SET TASK: Quote all of the entries word for word.

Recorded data
-- begin --

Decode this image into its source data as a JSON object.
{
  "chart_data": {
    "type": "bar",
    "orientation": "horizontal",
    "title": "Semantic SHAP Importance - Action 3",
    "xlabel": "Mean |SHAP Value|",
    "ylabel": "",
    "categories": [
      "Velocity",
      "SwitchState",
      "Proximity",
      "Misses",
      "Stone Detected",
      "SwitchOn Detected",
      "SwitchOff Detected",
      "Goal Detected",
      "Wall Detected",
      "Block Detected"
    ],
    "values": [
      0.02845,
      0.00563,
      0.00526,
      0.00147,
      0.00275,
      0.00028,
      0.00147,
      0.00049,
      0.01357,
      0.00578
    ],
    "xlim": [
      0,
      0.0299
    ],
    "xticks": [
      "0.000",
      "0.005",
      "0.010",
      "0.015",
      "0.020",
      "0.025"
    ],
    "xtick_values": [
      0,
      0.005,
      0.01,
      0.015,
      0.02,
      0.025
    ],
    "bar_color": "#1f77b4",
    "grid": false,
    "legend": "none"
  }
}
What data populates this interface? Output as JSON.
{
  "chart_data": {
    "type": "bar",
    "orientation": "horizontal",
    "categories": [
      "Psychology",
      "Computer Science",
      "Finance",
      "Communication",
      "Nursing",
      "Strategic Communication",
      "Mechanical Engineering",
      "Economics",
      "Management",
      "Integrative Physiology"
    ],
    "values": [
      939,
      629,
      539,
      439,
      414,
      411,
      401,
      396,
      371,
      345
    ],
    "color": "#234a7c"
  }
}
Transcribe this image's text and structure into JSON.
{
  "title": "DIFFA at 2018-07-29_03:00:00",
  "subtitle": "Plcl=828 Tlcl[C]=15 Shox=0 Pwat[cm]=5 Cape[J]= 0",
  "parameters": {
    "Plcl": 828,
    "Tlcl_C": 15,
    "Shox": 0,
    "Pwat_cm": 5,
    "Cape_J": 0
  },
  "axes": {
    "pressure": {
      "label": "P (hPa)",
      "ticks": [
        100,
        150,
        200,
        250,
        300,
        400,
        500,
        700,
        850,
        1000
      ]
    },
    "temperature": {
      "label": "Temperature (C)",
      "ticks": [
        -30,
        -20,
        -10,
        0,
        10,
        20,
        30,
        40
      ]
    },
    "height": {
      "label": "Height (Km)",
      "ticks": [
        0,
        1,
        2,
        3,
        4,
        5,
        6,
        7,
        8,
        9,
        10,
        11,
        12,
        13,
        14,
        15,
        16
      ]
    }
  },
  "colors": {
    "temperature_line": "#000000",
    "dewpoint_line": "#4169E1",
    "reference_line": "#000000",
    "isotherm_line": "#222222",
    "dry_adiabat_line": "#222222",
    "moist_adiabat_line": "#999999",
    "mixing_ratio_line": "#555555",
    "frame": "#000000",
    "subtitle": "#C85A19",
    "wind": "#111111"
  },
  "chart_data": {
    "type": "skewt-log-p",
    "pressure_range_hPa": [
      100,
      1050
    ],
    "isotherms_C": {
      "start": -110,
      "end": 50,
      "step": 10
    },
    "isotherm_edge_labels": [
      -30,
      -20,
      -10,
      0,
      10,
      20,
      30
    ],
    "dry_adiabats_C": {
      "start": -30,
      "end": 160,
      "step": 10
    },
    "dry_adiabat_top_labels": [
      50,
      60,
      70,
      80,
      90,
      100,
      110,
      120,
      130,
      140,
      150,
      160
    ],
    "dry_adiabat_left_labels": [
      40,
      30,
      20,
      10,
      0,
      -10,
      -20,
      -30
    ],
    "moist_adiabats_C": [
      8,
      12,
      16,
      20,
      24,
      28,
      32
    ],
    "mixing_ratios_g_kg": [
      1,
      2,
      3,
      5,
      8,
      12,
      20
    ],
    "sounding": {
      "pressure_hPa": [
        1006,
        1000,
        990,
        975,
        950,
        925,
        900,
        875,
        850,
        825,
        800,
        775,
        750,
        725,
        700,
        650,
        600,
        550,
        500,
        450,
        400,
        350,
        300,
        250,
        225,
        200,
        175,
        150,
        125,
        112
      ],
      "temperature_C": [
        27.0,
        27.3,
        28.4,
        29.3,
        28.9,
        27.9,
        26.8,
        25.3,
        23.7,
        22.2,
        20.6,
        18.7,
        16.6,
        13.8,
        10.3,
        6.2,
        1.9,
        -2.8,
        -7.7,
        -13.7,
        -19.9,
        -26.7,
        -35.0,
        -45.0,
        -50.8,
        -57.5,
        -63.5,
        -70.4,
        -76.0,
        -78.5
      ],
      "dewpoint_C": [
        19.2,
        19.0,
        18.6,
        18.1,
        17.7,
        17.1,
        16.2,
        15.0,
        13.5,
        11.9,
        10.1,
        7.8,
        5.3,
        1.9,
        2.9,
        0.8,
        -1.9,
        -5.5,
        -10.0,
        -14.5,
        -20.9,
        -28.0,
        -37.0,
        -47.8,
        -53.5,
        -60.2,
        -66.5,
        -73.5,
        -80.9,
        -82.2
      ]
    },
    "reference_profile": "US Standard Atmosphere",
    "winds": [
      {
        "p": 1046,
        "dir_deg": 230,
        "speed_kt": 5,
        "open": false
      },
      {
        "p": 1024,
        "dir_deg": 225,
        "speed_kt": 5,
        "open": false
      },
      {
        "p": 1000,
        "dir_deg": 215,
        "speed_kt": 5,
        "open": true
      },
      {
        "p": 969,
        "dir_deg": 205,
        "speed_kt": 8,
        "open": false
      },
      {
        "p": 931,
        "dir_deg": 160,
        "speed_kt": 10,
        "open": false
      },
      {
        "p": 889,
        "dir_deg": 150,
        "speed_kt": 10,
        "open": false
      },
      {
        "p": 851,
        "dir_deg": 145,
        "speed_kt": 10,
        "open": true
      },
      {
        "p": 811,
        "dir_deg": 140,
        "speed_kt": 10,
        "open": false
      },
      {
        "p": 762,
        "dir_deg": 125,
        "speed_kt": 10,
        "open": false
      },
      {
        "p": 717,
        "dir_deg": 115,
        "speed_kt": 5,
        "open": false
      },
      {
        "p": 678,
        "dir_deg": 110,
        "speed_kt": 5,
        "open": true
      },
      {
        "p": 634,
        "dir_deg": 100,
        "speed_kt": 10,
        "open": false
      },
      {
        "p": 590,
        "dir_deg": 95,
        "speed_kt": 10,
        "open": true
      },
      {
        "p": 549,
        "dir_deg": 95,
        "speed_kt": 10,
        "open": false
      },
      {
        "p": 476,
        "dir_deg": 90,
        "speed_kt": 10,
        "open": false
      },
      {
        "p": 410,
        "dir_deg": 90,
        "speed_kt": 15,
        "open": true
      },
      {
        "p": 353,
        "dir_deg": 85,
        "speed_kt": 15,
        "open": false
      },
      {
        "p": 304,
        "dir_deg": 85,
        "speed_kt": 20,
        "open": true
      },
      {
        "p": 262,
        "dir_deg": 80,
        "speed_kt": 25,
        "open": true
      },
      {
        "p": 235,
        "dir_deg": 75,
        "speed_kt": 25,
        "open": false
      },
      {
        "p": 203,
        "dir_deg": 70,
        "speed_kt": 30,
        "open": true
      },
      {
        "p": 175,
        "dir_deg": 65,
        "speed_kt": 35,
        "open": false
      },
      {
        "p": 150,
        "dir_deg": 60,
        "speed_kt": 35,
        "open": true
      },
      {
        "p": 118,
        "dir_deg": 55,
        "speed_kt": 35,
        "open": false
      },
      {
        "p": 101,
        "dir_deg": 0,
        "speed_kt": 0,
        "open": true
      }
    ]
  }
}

-- end --

THE REPLY:
Decode this image into its source data as a JSON object.
{
  "chart_data": {
    "type": "bar",
    "orientation": "horizontal",
    "title": "Semantic SHAP Importance - Action 3",
    "xlabel": "Mean |SHAP Value|",
    "ylabel": "",
    "categories": [
      "Velocity",
      "SwitchState",
      "Proximity",
      "Misses",
      "Stone Detected",
      "SwitchOn Detected",
      "SwitchOff Detected",
      "Goal Detected",
      "Wall Detected",
      "Block Detected"
    ],
    "values": [
      0.02845,
      0.00563,
      0.00526,
      0.00147,
      0.00275,
      0.00028,
      0.00147,
      0.00049,
      0.01357,
      0.00578
    ],
    "xlim": [
      0,
      0.0299
    ],
    "xticks": [
      "0.000",
      "0.005",
      "0.010",
      "0.015",
      "0.020",
      "0.025"
    ],
    "xtick_values": [
      0,
      0.005,
      0.01,
      0.015,
      0.02,
      0.025
    ],
    "bar_color": "#1f77b4",
    "grid": false,
    "legend": "none"
  }
}
What data populates this interface? Output as JSON.
{
  "chart_data": {
    "type": "bar",
    "orientation": "horizontal",
    "categories": [
      "Psychology",
      "Computer Science",
      "Finance",
      "Communication",
      "Nursing",
      "Strategic Communication",
      "Mechanical Engineering",
      "Economics",
      "Management",
      "Integrative Physiology"
    ],
    "values": [
      939,
      629,
      539,
      439,
      414,
      411,
      401,
      396,
      371,
      345
    ],
    "color": "#234a7c"
  }
}
Transcribe this image's text and structure into JSON.
{
  "title": "DIFFA at 2018-07-29_03:00:00",
  "subtitle": "Plcl=828 Tlcl[C]=15 Shox=0 Pwat[cm]=5 Cape[J]= 0",
  "parameters": {
    "Plcl": 828,
    "Tlcl_C": 15,
    "Shox": 0,
    "Pwat_cm": 5,
    "Cape_J": 0
  },
  "axes": {
    "pressure": {
      "label": "P (hPa)",
      "ticks": [
        100,
        150,
        200,
        250,
        300,
        400,
        500,
        700,
        850,
        1000
      ]
    },
    "temperature": {
      "label": "Temperature (C)",
      "ticks": [
        -30,
        -20,
        -10,
        0,
        10,
        20,
        30,
        40
      ]
    },
    "height": {
      "label": "Height (Km)",
      "ticks": [
        0,
        1,
        2,
        3,
        4,
        5,
        6,
        7,
        8,
        9,
        10,
        11,
        12,
        13,
        14,
        15,
        16
      ]
    }
  },
  "colors": {
    "temperature_line": "#000000",
    "dewpoint_line": "#4169E1",
    "reference_line": "#000000",
    "isotherm_line": "#222222",
    "dry_adiabat_line": "#222222",
    "moist_adiabat_line": "#999999",
    "mixing_ratio_line": "#555555",
    "frame": "#000000",
    "subtitle": "#C85A19",
    "wind": "#111111"
  },
  "chart_data": {
    "type": "skewt-log-p",
    "pressure_range_hPa": [
      100,
      1050
    ],
    "isotherms_C": {
      "start": -110,
      "end": 50,
      "step": 10
    },
    "isotherm_edge_labels": [
      -30,
      -20,
      -10,
      0,
      10,
      20,
      30
    ],
    "dry_adiabats_C": {
      "start": -30,
      "end": 160,
      "step": 10
    },
    "dry_adiabat_top_labels": [
      50,
      60,
      70,
      80,
      90,
      100,
      110,
      120,
      130,
      140,
      150,
      160
    ],
    "dry_adiabat_left_labels": [
      40,
      30,
      20,
      10,
      0,
      -10,
      -20,
      -30
    ],
    "moist_adiabats_C": [
      8,
      12,
      16,
      20,
      24,
      28,
      32
    ],
    "mixing_ratios_g_kg": [
      1,
      2,
      3,
      5,
      8,
      12,
      20
    ],
    "sounding": {
      "pressure_hPa": [
        1006,
        1000,
        990,
        975,
        950,
        925,
        900,
        875,
        850,
        825,
        800,
        775,
        750,
        725,
        700,
        650,
        600,
        550,
        500,
        450,
        400,
        350,
        300,
        250,
        225,
        200,
        175,
        150,
        125,
        112
      ],
      "temperature_C": [
        27.0,
        27.3,
        28.4,
        29.3,
        28.9,
        27.9,
        26.8,
        25.3,
        23.7,
        22.2,
        20.6,
        18.7,
        16.6,
        13.8,
        10.3,
        6.2,
        1.9,
        -2.8,
        -7.7,
        -13.7,
        -19.9,
        -26.7,
        -35.0,
        -45.0,
        -50.8,
        -57.5,
        -63.5,
        -70.4,
        -76.0,
        -78.5
      ],
      "dewpoint_C": [
        19.2,
        19.0,
        18.6,
        18.1,
        17.7,
        17.1,
        16.2,
        15.0,
        13.5,
        11.9,
        10.1,
        7.8,
        5.3,
        1.9,
        2.9,
        0.8,
        -1.9,
        -5.5,
        -10.0,
        -14.5,
        -20.9,
        -28.0,
        -37.0,
        -47.8,
        -53.5,
        -60.2,
        -66.5,
        -73.5,
        -80.9,
        -82.2
      ]
    },
    "reference_profile": "US Standard Atmosphere",
    "winds": [
      {
        "p": 1046,
        "dir_deg": 230,
        "speed_kt": 5,
        "open": false
      },
      {
        "p": 1024,
        "dir_deg": 225,
        "speed_kt": 5,
        "open": false
      },
      {
        "p": 1000,
        "dir_deg": 215,
        "speed_kt": 5,
        "open": true
      },
      {
        "p": 969,
        "dir_deg": 205,
        "speed_kt": 8,
        "open": false
      },
      {
        "p": 931,
        "dir_deg": 160,
        "speed_kt": 10,
        "open": false
      },
      {
        "p": 889,
        "dir_deg": 150,
        "speed_kt": 10,
        "open": false
      },
      {
        "p": 851,
        "dir_deg": 145,
        "speed_kt": 10,
        "open": true
      },
      {
        "p": 811,
        "dir_deg": 140,
        "speed_kt": 10,
        "open": false
      },
      {
        "p": 762,
        "dir_deg": 125,
        "speed_kt": 10,
        "open": false
      },
      {
        "p": 717,
        "dir_deg": 115,
        "speed_kt": 5,
        "open": false
      },
      {
        "p": 678,
        "dir_deg": 110,
        "speed_kt": 5,
        "open": true
      },
      {
        "p": 634,
        "dir_deg": 100,
        "speed_kt": 10,
        "open": false
      },
      {
        "p": 590,
        "dir_deg": 95,
        "speed_kt": 10,
        "open": true
      },
      {
        "p": 549,
        "dir_deg": 95,
        "speed_kt": 10,
        "open": false
      },
      {
        "p": 476,
        "dir_deg": 90,
        "speed_kt": 10,
        "open": false
      },
      {
        "p": 410,
        "dir_deg": 90,
        "speed_kt": 15,
        "open": true
      },
      {
        "p": 353,
        "dir_deg": 85,
        "speed_kt": 15,
        "open": false
      },
      {
        "p": 304,
        "dir_deg": 85,
        "speed_kt": 20,
        "open": true
      },
      {
        "p": 262,
        "dir_deg": 80,
        "speed_kt": 25,
        "open": true
      },
      {
        "p": 235,
        "dir_deg": 75,
        "speed_kt": 25,
        "open": false
      },
      {
        "p": 203,
        "dir_deg": 70,
        "speed_kt": 30,
        "open": true
      },
      {
        "p": 175,
        "dir_deg": 65,
        "speed_kt": 35,
        "open": false
      },
      {
        "p": 150,
        "dir_deg": 60,
        "speed_kt": 35,
        "open": true
      },
      {
        "p": 118,
        "dir_deg": 55,
        "speed_kt": 35,
        "open": false
      },
      {
        "p": 101,
        "dir_deg": 0,
        "speed_kt": 0,
        "open": true
      }
    ]
  }
}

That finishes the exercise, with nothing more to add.